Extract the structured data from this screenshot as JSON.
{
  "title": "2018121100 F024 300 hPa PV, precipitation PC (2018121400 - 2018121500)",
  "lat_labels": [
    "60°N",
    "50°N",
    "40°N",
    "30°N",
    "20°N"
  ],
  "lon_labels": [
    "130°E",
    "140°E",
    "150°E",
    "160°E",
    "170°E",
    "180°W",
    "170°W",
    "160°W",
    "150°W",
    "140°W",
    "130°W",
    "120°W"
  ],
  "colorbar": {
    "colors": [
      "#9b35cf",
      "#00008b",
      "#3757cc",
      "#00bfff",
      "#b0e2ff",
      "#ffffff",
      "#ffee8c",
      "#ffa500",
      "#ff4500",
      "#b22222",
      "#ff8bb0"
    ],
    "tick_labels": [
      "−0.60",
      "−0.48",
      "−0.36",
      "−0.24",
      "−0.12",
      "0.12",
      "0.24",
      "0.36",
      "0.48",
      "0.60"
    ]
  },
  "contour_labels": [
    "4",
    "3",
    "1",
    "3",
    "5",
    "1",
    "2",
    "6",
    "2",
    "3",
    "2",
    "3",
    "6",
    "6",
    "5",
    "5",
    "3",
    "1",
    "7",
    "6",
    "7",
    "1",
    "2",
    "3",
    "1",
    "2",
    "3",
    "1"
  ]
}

==

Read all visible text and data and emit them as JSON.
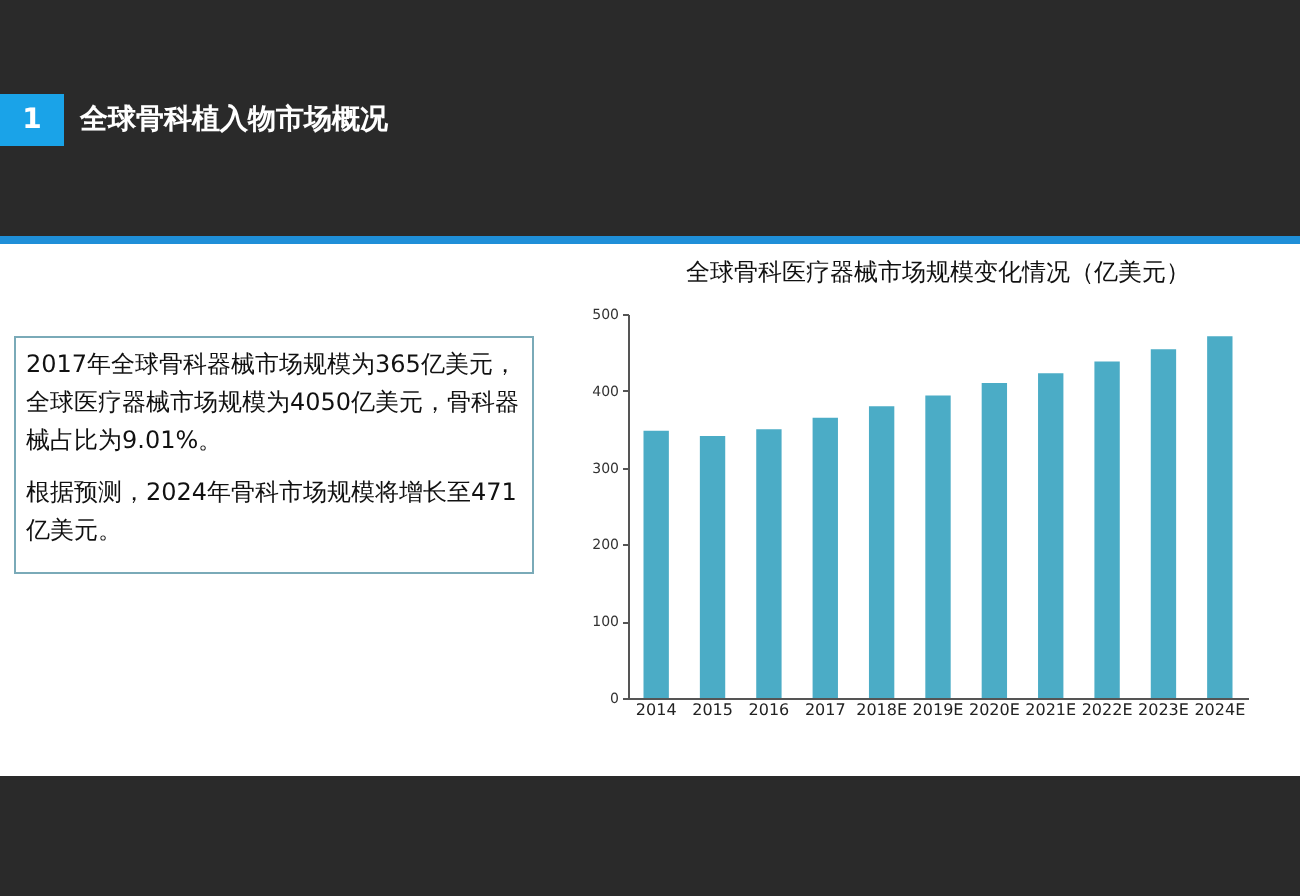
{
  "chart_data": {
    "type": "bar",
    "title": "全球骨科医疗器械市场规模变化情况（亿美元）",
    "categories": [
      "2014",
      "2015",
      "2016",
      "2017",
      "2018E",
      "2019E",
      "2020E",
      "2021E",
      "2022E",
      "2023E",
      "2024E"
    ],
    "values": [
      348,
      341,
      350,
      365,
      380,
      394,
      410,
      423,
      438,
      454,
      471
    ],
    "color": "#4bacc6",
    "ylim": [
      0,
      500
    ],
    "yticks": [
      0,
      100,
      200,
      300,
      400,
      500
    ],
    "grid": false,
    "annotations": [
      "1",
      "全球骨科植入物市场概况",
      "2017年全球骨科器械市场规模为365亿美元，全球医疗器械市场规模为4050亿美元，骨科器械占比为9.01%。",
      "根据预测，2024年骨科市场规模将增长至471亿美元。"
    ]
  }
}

◆ **Short problem**:
Go through the records and pull out each line that includes the word "title".

◆ **Solution to the exercise**:
  "title": "2018121100 F024 300 hPa PV, precipitation PC (2018121400 - 2018121500)",
    "title": "全球骨科医疗器械市场规模变化情况（亿美元）",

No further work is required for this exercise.